Prompt: Look through the records and report how many lines include the word "classes", with no other words.

BEGIN Task material

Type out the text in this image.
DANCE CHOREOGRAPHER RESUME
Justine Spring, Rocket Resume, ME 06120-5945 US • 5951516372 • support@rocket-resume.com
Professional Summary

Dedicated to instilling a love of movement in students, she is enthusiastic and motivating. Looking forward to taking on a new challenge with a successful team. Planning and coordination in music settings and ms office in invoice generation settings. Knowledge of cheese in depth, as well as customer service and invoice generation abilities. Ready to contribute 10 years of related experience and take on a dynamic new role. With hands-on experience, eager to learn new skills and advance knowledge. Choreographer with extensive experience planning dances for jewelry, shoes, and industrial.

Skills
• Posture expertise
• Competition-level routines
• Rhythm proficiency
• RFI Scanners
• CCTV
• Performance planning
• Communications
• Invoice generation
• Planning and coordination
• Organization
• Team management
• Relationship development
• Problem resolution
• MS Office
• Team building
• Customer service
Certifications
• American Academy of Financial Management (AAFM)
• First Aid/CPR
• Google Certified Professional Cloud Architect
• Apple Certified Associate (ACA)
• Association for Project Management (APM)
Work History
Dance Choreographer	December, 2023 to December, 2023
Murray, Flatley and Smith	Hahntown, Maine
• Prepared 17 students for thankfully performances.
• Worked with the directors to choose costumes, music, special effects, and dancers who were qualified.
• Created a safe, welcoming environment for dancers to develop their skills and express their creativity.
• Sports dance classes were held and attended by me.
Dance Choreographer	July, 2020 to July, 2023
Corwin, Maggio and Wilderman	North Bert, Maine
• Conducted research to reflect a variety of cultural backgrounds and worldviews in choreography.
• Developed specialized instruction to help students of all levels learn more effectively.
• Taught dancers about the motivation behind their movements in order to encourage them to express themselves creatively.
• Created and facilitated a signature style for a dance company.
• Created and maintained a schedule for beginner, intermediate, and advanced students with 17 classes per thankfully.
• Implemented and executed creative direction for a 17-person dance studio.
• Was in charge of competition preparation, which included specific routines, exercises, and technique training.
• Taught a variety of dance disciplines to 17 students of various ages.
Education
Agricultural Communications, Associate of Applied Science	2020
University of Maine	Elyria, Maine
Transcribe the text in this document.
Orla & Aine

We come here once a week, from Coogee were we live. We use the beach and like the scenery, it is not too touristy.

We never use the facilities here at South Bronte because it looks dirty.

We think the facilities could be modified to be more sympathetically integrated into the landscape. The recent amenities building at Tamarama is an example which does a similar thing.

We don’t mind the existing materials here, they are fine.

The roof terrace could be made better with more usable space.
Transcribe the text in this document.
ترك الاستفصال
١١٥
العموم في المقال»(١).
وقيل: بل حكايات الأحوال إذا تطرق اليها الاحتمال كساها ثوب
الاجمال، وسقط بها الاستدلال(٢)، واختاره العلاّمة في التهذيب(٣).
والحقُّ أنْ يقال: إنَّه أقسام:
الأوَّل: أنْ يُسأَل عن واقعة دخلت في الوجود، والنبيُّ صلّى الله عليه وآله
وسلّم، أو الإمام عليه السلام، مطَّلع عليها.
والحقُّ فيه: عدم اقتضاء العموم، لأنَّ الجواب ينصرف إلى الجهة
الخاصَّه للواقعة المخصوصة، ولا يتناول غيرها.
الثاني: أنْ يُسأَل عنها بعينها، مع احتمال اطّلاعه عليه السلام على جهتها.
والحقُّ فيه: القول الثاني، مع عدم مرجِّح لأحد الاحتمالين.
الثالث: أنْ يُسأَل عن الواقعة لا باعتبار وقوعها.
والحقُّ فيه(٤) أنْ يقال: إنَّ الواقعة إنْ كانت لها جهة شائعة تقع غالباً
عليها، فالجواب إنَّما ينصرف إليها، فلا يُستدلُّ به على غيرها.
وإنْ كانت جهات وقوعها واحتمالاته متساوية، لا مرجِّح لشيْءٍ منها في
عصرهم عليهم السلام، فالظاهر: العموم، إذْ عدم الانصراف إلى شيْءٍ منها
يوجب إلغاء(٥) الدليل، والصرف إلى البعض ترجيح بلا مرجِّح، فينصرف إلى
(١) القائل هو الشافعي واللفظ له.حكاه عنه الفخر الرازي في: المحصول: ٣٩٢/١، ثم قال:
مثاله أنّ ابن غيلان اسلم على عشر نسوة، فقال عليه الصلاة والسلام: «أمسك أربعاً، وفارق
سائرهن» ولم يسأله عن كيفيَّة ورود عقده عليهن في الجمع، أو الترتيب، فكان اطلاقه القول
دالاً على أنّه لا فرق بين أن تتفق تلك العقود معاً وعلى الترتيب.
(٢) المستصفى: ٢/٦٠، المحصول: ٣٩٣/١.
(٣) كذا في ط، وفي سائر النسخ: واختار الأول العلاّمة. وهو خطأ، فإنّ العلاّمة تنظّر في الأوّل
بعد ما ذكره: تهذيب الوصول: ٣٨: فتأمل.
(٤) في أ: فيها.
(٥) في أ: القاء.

END Task material

Answer for this exercise: 2